*Information provided:*
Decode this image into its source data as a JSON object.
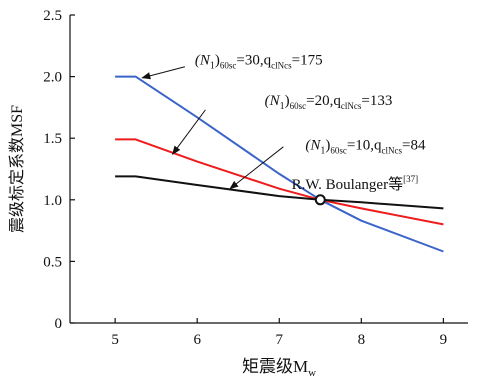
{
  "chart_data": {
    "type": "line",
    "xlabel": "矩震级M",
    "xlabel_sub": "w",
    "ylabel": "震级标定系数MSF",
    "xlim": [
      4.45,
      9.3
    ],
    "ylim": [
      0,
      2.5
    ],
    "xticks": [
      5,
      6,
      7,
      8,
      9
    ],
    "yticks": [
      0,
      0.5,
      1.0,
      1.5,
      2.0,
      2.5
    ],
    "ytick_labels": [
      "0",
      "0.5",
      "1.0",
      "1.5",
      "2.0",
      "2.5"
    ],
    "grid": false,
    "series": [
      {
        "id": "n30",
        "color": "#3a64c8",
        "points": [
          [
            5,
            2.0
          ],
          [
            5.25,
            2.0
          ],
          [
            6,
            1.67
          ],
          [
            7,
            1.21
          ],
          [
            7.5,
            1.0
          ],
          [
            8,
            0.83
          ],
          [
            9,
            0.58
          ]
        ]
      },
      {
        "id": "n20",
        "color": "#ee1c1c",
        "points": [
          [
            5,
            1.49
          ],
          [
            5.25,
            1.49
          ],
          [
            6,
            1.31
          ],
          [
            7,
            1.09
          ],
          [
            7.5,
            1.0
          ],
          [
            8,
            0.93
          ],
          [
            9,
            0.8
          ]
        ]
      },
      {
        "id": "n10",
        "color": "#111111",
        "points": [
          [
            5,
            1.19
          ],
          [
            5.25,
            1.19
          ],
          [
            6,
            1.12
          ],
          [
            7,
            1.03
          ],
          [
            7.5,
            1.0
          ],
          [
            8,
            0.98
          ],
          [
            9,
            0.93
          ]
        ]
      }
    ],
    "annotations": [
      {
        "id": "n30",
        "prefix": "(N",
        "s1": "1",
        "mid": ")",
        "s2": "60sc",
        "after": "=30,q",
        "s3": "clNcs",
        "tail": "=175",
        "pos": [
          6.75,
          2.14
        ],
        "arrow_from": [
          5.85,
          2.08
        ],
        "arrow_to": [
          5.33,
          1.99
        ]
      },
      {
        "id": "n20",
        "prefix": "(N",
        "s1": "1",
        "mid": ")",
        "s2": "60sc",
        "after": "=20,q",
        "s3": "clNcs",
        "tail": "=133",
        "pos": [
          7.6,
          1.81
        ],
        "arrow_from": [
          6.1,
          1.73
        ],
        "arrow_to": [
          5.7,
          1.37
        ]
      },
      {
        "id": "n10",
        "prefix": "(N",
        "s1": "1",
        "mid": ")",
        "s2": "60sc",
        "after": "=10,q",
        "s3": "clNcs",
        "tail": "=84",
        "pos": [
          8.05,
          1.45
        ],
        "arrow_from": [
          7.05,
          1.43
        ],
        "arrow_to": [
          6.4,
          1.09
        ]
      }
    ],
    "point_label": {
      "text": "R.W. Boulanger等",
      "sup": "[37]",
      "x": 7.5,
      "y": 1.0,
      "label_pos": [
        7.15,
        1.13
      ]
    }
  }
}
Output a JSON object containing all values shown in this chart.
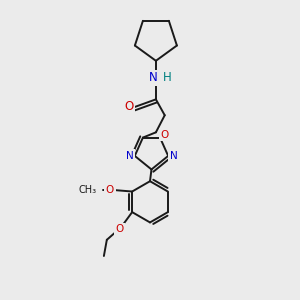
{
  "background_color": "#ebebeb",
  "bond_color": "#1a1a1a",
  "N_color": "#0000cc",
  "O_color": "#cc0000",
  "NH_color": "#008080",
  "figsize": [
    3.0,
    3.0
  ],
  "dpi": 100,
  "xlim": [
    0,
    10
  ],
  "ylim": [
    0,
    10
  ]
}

*Your objective:*
Tally the lines above that contain the word "this", and reply with only the number.

*Task answer:*
2